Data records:
+++

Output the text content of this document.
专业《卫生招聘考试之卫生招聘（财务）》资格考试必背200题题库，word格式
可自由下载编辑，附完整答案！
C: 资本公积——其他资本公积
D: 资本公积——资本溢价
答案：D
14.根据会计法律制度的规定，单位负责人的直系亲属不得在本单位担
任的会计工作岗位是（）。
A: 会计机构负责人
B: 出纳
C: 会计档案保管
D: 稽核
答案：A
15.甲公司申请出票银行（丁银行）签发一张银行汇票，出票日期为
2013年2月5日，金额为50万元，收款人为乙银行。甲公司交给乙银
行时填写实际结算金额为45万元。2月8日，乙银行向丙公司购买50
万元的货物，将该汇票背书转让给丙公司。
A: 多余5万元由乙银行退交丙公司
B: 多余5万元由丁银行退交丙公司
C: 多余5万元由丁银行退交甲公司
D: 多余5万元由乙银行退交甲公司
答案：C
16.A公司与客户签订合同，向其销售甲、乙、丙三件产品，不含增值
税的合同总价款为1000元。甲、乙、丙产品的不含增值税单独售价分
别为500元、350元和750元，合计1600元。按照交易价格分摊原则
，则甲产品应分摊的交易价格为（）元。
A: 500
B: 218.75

+++

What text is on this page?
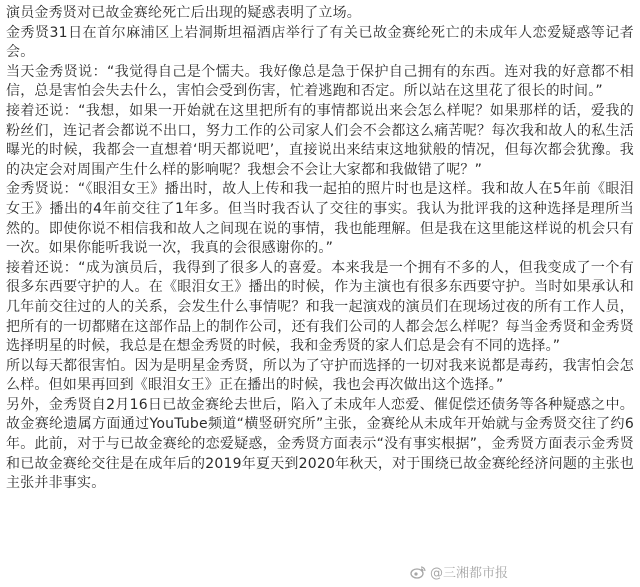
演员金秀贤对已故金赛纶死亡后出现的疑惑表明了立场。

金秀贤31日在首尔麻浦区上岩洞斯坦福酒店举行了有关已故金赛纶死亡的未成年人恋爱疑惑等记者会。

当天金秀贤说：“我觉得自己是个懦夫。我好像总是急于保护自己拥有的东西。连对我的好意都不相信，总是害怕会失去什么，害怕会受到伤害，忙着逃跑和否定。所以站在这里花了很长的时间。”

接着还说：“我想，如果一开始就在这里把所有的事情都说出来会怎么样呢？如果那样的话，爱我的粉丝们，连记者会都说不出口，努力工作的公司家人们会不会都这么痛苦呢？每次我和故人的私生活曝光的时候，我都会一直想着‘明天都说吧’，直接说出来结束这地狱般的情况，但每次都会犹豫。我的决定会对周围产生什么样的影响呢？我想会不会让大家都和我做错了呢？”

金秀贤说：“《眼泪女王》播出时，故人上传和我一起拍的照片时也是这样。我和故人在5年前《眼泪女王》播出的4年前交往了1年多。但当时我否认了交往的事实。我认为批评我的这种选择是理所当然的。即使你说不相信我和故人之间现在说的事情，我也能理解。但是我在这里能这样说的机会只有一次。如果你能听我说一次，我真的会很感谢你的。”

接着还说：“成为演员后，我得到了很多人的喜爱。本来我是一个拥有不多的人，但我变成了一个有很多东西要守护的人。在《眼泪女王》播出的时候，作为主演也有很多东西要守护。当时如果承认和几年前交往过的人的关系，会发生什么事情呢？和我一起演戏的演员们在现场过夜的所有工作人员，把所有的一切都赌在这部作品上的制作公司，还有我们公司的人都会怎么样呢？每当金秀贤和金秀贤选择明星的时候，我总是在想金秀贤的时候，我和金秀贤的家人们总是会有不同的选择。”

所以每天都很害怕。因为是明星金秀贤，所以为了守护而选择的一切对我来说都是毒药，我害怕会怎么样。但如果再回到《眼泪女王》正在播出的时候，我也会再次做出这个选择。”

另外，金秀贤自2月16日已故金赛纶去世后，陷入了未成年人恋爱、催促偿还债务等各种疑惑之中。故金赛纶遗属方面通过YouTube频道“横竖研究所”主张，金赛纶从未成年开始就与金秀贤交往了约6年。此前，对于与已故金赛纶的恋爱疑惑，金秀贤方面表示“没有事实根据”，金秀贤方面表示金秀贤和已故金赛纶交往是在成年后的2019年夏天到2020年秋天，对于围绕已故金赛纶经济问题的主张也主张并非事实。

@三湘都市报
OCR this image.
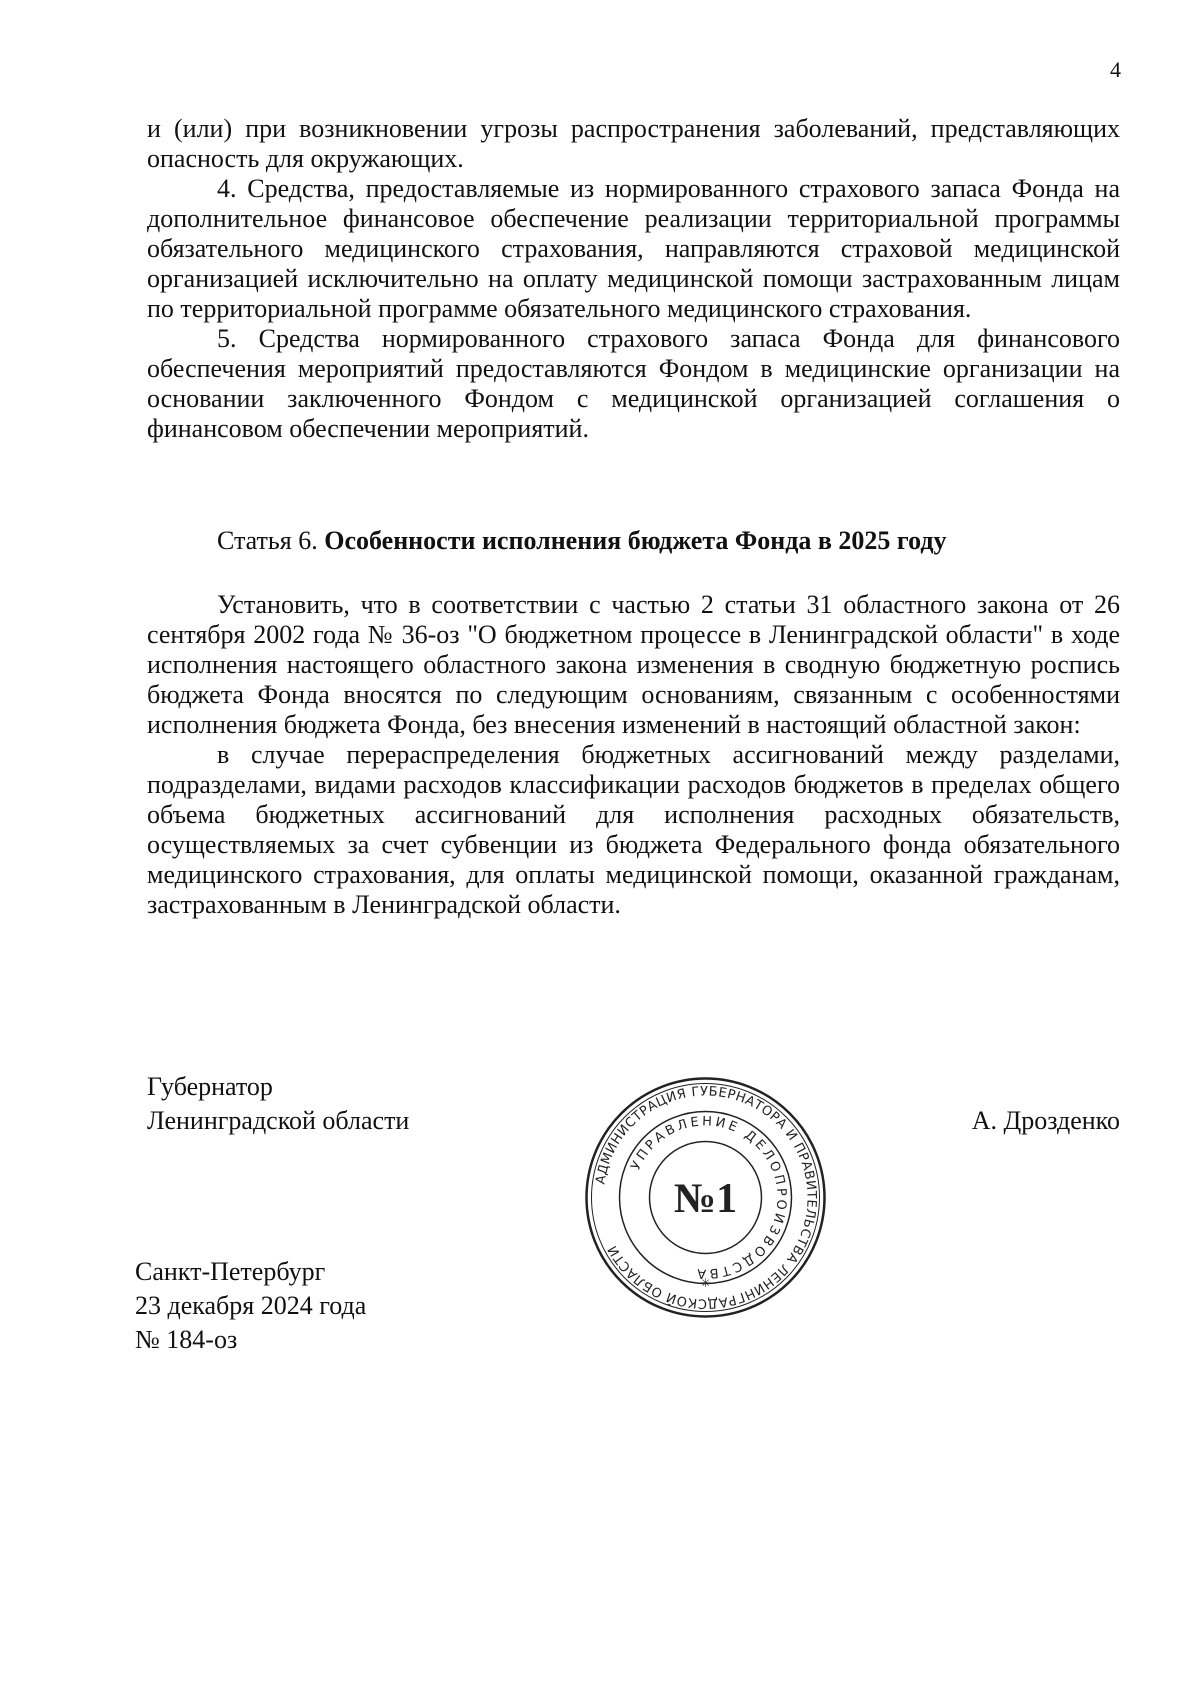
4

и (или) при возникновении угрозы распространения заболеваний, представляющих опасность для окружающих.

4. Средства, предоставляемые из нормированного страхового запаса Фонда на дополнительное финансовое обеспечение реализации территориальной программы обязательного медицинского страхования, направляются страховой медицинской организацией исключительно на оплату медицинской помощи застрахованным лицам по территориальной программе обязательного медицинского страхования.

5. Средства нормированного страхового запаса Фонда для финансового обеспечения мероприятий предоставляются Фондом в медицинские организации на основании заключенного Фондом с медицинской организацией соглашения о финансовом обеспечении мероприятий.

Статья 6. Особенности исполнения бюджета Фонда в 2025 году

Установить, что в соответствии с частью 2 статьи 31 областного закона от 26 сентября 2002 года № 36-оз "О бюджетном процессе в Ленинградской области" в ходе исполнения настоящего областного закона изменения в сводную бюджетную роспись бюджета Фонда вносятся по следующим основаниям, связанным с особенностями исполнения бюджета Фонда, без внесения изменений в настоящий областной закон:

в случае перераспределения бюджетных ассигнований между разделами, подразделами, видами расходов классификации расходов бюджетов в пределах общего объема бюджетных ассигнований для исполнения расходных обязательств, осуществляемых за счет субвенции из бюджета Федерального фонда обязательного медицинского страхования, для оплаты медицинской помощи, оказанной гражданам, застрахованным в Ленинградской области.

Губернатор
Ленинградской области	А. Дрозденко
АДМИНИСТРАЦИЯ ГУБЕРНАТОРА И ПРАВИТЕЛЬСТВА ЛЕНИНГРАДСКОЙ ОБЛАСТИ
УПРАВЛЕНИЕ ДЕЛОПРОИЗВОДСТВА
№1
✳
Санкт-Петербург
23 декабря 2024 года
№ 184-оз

+++

● **Job**:
In the material above, show every line where the word "text" turns up.

● **Written response**:
Output the text content of this document.
What text is on this page?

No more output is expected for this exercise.